**Exercise directions:**
Give only the number of lines in the data that include the string "JSON".

Data records
*-*-*
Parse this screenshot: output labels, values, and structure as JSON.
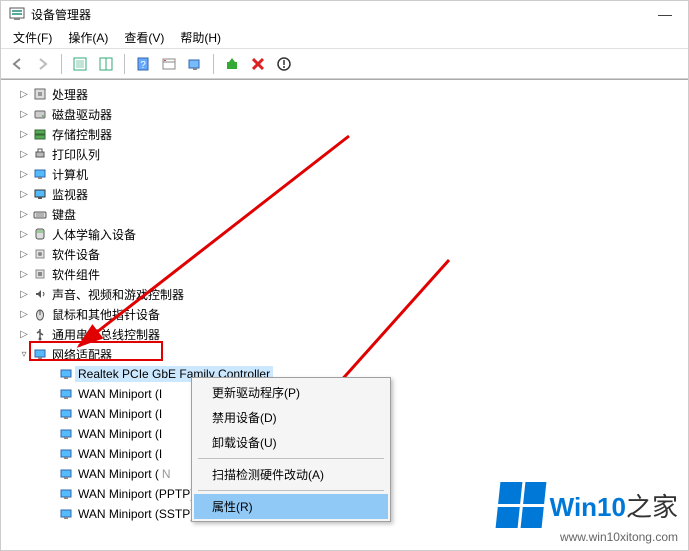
{
  "window": {
    "title": "设备管理器",
    "minimize": "—"
  },
  "menu": {
    "file": "文件(F)",
    "action": "操作(A)",
    "view": "查看(V)",
    "help": "帮助(H)"
  },
  "tree": {
    "cpu": "处理器",
    "disk": "磁盘驱动器",
    "storage": "存储控制器",
    "printqueue": "打印队列",
    "computer": "计算机",
    "monitor": "监视器",
    "keyboard": "键盘",
    "hid": "人体学输入设备",
    "software_device": "软件设备",
    "software_component": "软件组件",
    "sound": "声音、视频和游戏控制器",
    "mouse": "鼠标和其他指针设备",
    "usb": "通用串行总线控制器",
    "network": "网络适配器",
    "net0": "Realtek PCIe GbE Family Controller",
    "net1": "WAN Miniport (I",
    "net2": "WAN Miniport (I",
    "net3": "WAN Miniport (I",
    "net4": "WAN Miniport (I",
    "net5": "WAN Miniport (",
    "net6": "WAN Miniport (PPTP)",
    "net7": "WAN Miniport (SSTP)"
  },
  "net5_suffix": "N",
  "ctx": {
    "update": "更新驱动程序(P)",
    "disable": "禁用设备(D)",
    "uninstall": "卸载设备(U)",
    "scan": "扫描检测硬件改动(A)",
    "properties": "属性(R)"
  },
  "watermark": {
    "brand_pre": "Win10",
    "brand_post": "之家",
    "url": "www.win10xitong.com"
  }
}
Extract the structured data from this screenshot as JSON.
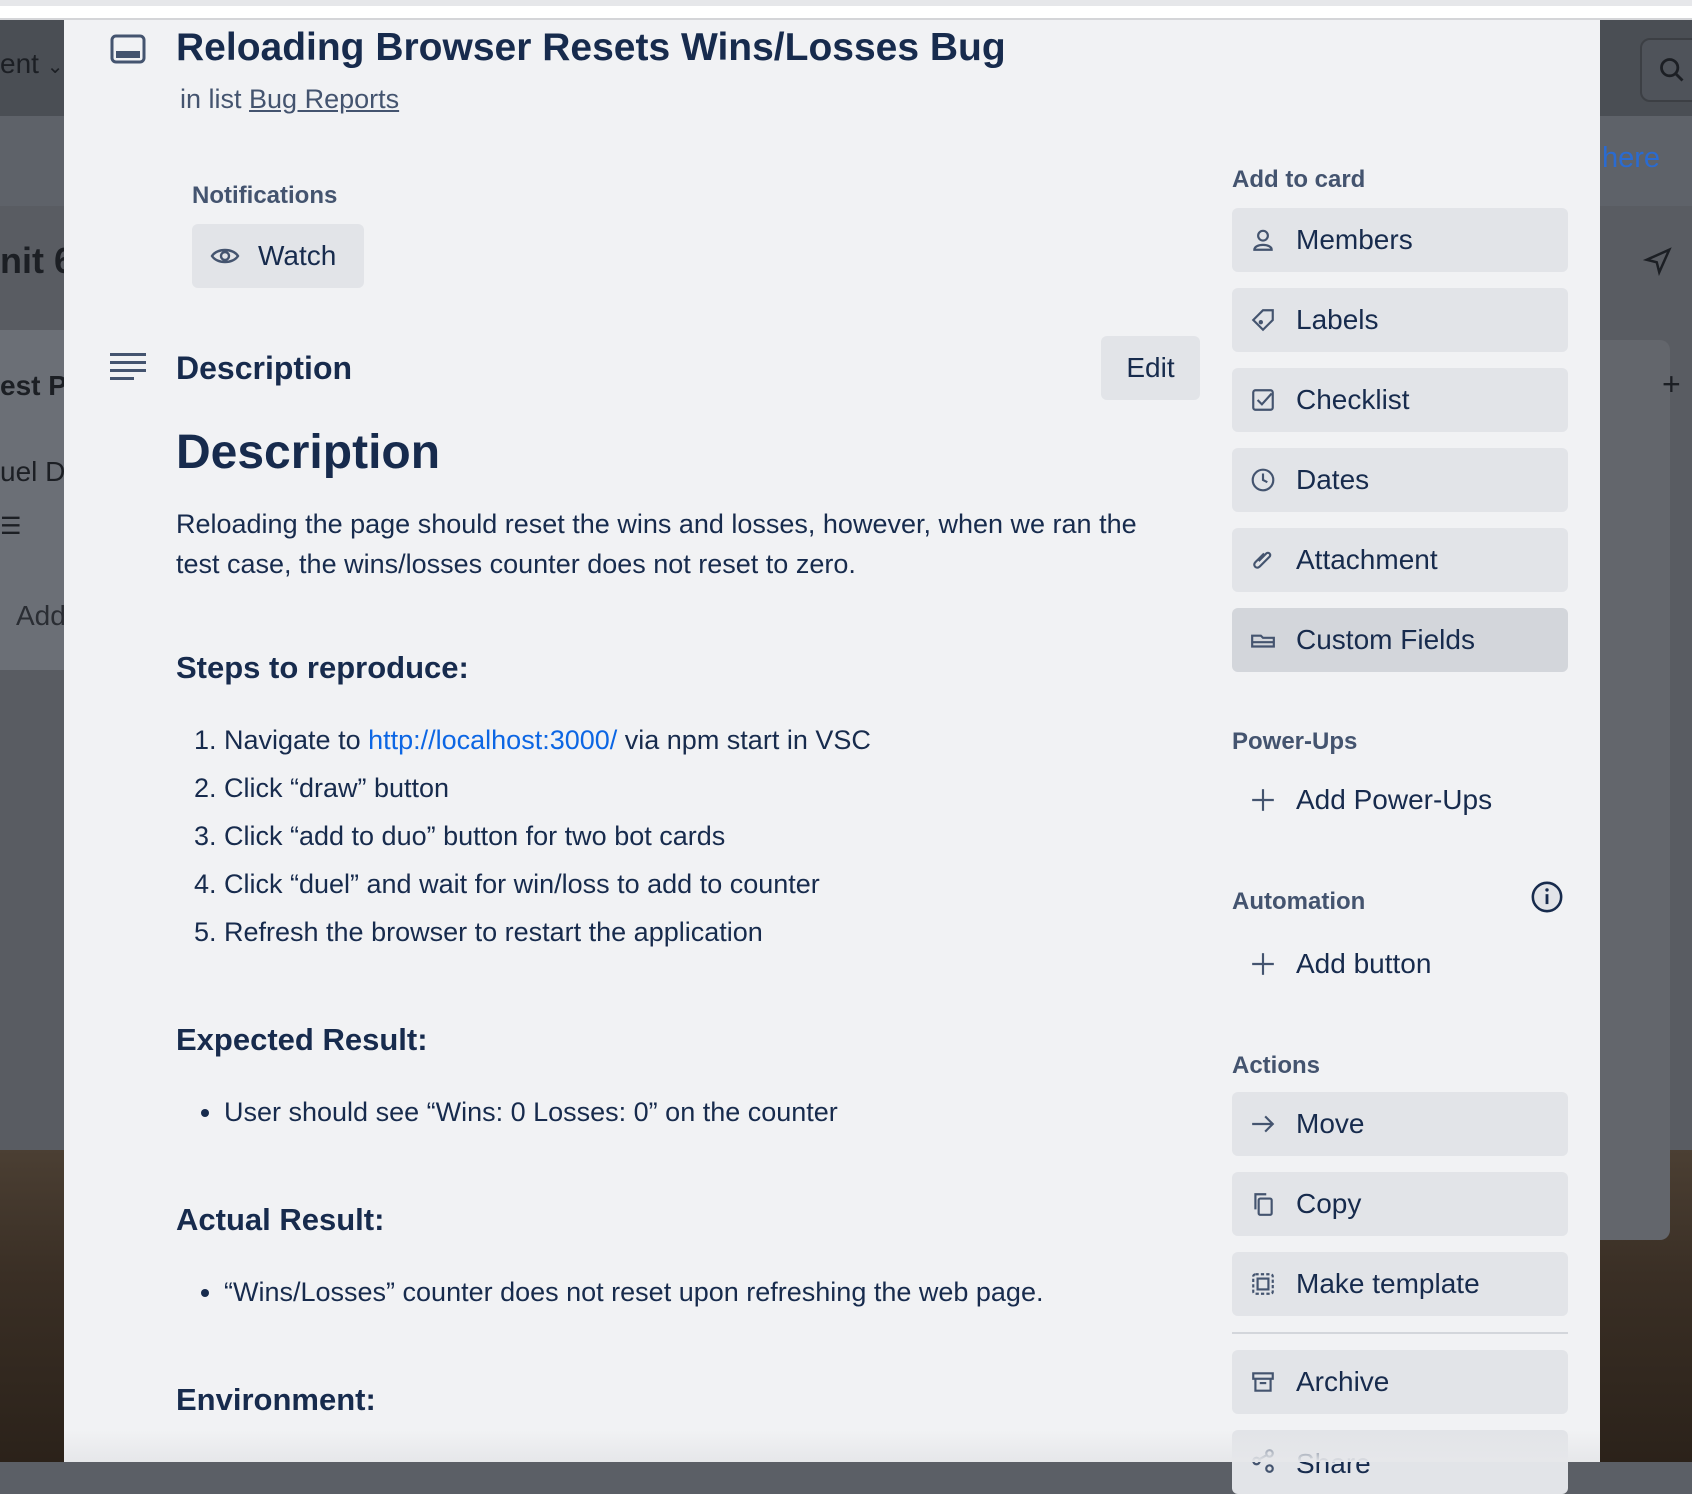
{
  "background": {
    "top_left_text": "ent",
    "here_link": "here",
    "nit_text": "nit 6",
    "est_text": "est Pl",
    "uel_text": "uel D",
    "add_text": "Add"
  },
  "card": {
    "title": "Reloading Browser Resets Wins/Losses Bug",
    "in_list_prefix": "in list",
    "list_name": "Bug Reports"
  },
  "notifications": {
    "label": "Notifications",
    "watch_label": "Watch"
  },
  "description": {
    "header": "Description",
    "edit_label": "Edit",
    "heading": "Description",
    "summary": "Reloading the page should reset the wins and losses, however, when we ran the test case, the wins/losses counter does not reset to zero.",
    "steps_heading": "Steps to reproduce:",
    "step1_prefix": "Navigate to ",
    "step1_link": "http://localhost:3000/",
    "step1_suffix": " via npm start in VSC",
    "step2": "Click “draw” button",
    "step3": "Click “add to duo” button for two bot cards",
    "step4": "Click “duel” and wait for win/loss to add to counter",
    "step5": "Refresh the browser to restart the application",
    "expected_heading": "Expected Result:",
    "expected_item": "User should see “Wins: 0 Losses: 0” on the counter",
    "actual_heading": "Actual Result:",
    "actual_item": "“Wins/Losses” counter does not reset upon refreshing the web page.",
    "environment_heading": "Environment:"
  },
  "sidebar": {
    "add_to_card_label": "Add to card",
    "members": "Members",
    "labels": "Labels",
    "checklist": "Checklist",
    "dates": "Dates",
    "attachment": "Attachment",
    "custom_fields": "Custom Fields",
    "powerups_label": "Power-Ups",
    "add_powerups": "Add Power-Ups",
    "automation_label": "Automation",
    "add_button": "Add button",
    "actions_label": "Actions",
    "move": "Move",
    "copy": "Copy",
    "make_template": "Make template",
    "archive": "Archive",
    "share": "Share"
  }
}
*-*-*
**Worked answer:**
2